Dataset items:

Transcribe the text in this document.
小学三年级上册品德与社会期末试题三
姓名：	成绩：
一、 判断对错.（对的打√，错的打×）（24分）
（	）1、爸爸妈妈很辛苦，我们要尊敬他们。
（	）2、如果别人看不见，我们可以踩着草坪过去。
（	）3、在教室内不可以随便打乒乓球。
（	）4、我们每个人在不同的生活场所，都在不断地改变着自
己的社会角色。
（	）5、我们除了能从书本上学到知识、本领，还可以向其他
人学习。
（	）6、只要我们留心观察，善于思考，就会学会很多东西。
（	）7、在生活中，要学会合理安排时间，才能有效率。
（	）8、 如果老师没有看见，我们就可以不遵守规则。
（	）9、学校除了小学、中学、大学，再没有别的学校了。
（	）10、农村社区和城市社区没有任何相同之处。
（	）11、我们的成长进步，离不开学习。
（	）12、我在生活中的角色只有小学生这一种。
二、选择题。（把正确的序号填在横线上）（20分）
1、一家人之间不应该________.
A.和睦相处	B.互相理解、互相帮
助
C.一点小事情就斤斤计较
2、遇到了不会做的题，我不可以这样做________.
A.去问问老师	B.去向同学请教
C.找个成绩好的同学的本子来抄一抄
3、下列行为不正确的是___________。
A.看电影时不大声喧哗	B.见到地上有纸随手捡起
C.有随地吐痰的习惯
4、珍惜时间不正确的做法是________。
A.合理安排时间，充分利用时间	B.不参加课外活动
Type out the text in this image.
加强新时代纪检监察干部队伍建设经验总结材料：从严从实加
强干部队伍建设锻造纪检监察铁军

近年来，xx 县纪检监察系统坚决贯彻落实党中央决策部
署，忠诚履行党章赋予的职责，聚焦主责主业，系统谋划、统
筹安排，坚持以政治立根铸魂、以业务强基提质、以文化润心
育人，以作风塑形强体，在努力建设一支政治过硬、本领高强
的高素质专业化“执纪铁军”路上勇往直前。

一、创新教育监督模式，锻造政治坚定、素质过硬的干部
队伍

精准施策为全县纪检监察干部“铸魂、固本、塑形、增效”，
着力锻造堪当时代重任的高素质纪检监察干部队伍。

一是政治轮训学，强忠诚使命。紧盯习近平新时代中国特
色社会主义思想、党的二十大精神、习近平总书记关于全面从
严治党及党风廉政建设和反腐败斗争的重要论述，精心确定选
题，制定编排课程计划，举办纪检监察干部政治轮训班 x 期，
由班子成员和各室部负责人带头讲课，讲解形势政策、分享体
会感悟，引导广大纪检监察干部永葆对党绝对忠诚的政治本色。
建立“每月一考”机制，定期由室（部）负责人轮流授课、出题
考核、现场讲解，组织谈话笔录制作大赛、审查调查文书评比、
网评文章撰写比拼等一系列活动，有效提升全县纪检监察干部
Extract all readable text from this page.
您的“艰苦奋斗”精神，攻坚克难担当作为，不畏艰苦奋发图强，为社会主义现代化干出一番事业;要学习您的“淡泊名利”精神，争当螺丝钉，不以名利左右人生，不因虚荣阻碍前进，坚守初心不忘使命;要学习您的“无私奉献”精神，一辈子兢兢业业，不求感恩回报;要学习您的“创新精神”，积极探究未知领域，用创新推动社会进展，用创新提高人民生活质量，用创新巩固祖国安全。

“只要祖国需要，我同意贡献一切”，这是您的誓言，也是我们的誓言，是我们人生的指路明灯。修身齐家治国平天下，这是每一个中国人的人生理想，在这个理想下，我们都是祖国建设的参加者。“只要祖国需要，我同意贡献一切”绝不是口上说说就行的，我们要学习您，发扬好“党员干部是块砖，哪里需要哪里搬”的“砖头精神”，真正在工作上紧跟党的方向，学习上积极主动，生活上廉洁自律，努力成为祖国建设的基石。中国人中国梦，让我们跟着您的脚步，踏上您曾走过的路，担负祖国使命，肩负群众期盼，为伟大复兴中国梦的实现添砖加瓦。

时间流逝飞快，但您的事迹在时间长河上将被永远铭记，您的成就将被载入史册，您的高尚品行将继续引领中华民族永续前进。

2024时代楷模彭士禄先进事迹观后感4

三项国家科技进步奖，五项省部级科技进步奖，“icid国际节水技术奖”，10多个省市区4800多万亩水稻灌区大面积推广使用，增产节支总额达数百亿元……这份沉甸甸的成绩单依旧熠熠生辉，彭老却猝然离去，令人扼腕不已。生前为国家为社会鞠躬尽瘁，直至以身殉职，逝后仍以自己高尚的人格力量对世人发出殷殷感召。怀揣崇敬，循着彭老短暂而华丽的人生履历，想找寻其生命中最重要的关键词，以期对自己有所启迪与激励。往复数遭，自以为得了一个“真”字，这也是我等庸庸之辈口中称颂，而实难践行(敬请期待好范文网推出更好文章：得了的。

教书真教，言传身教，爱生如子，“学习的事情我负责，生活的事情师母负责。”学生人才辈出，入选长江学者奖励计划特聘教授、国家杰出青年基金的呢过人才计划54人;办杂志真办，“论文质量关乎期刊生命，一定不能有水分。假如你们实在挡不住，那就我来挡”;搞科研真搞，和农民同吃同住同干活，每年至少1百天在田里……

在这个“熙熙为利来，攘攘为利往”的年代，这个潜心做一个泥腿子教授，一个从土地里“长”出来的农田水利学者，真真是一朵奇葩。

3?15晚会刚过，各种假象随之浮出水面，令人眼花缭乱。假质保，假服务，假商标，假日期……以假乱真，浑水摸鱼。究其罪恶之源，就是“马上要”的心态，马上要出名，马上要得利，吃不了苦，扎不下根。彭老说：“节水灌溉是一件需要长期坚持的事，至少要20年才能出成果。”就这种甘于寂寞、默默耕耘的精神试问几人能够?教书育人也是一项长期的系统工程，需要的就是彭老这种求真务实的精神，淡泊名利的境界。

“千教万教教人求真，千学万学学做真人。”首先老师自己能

Exercise requirements:
All of the data needs to be reproduced exactly, with no line missing.

Reply:
Transcribe the text in this document.
小学三年级上册品德与社会期末试题三
姓名：	成绩：
一、 判断对错.（对的打√，错的打×）（24分）
（	）1、爸爸妈妈很辛苦，我们要尊敬他们。
（	）2、如果别人看不见，我们可以踩着草坪过去。
（	）3、在教室内不可以随便打乒乓球。
（	）4、我们每个人在不同的生活场所，都在不断地改变着自
己的社会角色。
（	）5、我们除了能从书本上学到知识、本领，还可以向其他
人学习。
（	）6、只要我们留心观察，善于思考，就会学会很多东西。
（	）7、在生活中，要学会合理安排时间，才能有效率。
（	）8、 如果老师没有看见，我们就可以不遵守规则。
（	）9、学校除了小学、中学、大学，再没有别的学校了。
（	）10、农村社区和城市社区没有任何相同之处。
（	）11、我们的成长进步，离不开学习。
（	）12、我在生活中的角色只有小学生这一种。
二、选择题。（把正确的序号填在横线上）（20分）
1、一家人之间不应该________.
A.和睦相处	B.互相理解、互相帮
助
C.一点小事情就斤斤计较
2、遇到了不会做的题，我不可以这样做________.
A.去问问老师	B.去向同学请教
C.找个成绩好的同学的本子来抄一抄
3、下列行为不正确的是___________。
A.看电影时不大声喧哗	B.见到地上有纸随手捡起
C.有随地吐痰的习惯
4、珍惜时间不正确的做法是________。
A.合理安排时间，充分利用时间	B.不参加课外活动
Type out the text in this image.
加强新时代纪检监察干部队伍建设经验总结材料：从严从实加
强干部队伍建设锻造纪检监察铁军

近年来，xx 县纪检监察系统坚决贯彻落实党中央决策部
署，忠诚履行党章赋予的职责，聚焦主责主业，系统谋划、统
筹安排，坚持以政治立根铸魂、以业务强基提质、以文化润心
育人，以作风塑形强体，在努力建设一支政治过硬、本领高强
的高素质专业化“执纪铁军”路上勇往直前。

一、创新教育监督模式，锻造政治坚定、素质过硬的干部
队伍

精准施策为全县纪检监察干部“铸魂、固本、塑形、增效”，
着力锻造堪当时代重任的高素质纪检监察干部队伍。

一是政治轮训学，强忠诚使命。紧盯习近平新时代中国特
色社会主义思想、党的二十大精神、习近平总书记关于全面从
严治党及党风廉政建设和反腐败斗争的重要论述，精心确定选
题，制定编排课程计划，举办纪检监察干部政治轮训班 x 期，
由班子成员和各室部负责人带头讲课，讲解形势政策、分享体
会感悟，引导广大纪检监察干部永葆对党绝对忠诚的政治本色。
建立“每月一考”机制，定期由室（部）负责人轮流授课、出题
考核、现场讲解，组织谈话笔录制作大赛、审查调查文书评比、
网评文章撰写比拼等一系列活动，有效提升全县纪检监察干部
Extract all readable text from this page.
您的“艰苦奋斗”精神，攻坚克难担当作为，不畏艰苦奋发图强，为社会主义现代化干出一番事业;要学习您的“淡泊名利”精神，争当螺丝钉，不以名利左右人生，不因虚荣阻碍前进，坚守初心不忘使命;要学习您的“无私奉献”精神，一辈子兢兢业业，不求感恩回报;要学习您的“创新精神”，积极探究未知领域，用创新推动社会进展，用创新提高人民生活质量，用创新巩固祖国安全。

“只要祖国需要，我同意贡献一切”，这是您的誓言，也是我们的誓言，是我们人生的指路明灯。修身齐家治国平天下，这是每一个中国人的人生理想，在这个理想下，我们都是祖国建设的参加者。“只要祖国需要，我同意贡献一切”绝不是口上说说就行的，我们要学习您，发扬好“党员干部是块砖，哪里需要哪里搬”的“砖头精神”，真正在工作上紧跟党的方向，学习上积极主动，生活上廉洁自律，努力成为祖国建设的基石。中国人中国梦，让我们跟着您的脚步，踏上您曾走过的路，担负祖国使命，肩负群众期盼，为伟大复兴中国梦的实现添砖加瓦。

时间流逝飞快，但您的事迹在时间长河上将被永远铭记，您的成就将被载入史册，您的高尚品行将继续引领中华民族永续前进。

2024时代楷模彭士禄先进事迹观后感4

三项国家科技进步奖，五项省部级科技进步奖，“icid国际节水技术奖”，10多个省市区4800多万亩水稻灌区大面积推广使用，增产节支总额达数百亿元……这份沉甸甸的成绩单依旧熠熠生辉，彭老却猝然离去，令人扼腕不已。生前为国家为社会鞠躬尽瘁，直至以身殉职，逝后仍以自己高尚的人格力量对世人发出殷殷感召。怀揣崇敬，循着彭老短暂而华丽的人生履历，想找寻其生命中最重要的关键词，以期对自己有所启迪与激励。往复数遭，自以为得了一个“真”字，这也是我等庸庸之辈口中称颂，而实难践行(敬请期待好范文网推出更好文章：得了的。

教书真教，言传身教，爱生如子，“学习的事情我负责，生活的事情师母负责。”学生人才辈出，入选长江学者奖励计划特聘教授、国家杰出青年基金的呢过人才计划54人;办杂志真办，“论文质量关乎期刊生命，一定不能有水分。假如你们实在挡不住，那就我来挡”;搞科研真搞，和农民同吃同住同干活，每年至少1百天在田里……

在这个“熙熙为利来，攘攘为利往”的年代，这个潜心做一个泥腿子教授，一个从土地里“长”出来的农田水利学者，真真是一朵奇葩。

3?15晚会刚过，各种假象随之浮出水面，令人眼花缭乱。假质保，假服务，假商标，假日期……以假乱真，浑水摸鱼。究其罪恶之源，就是“马上要”的心态，马上要出名，马上要得利，吃不了苦，扎不下根。彭老说：“节水灌溉是一件需要长期坚持的事，至少要20年才能出成果。”就这种甘于寂寞、默默耕耘的精神试问几人能够?教书育人也是一项长期的系统工程，需要的就是彭老这种求真务实的精神，淡泊名利的境界。

“千教万教教人求真，千学万学学做真人。”首先老师自己能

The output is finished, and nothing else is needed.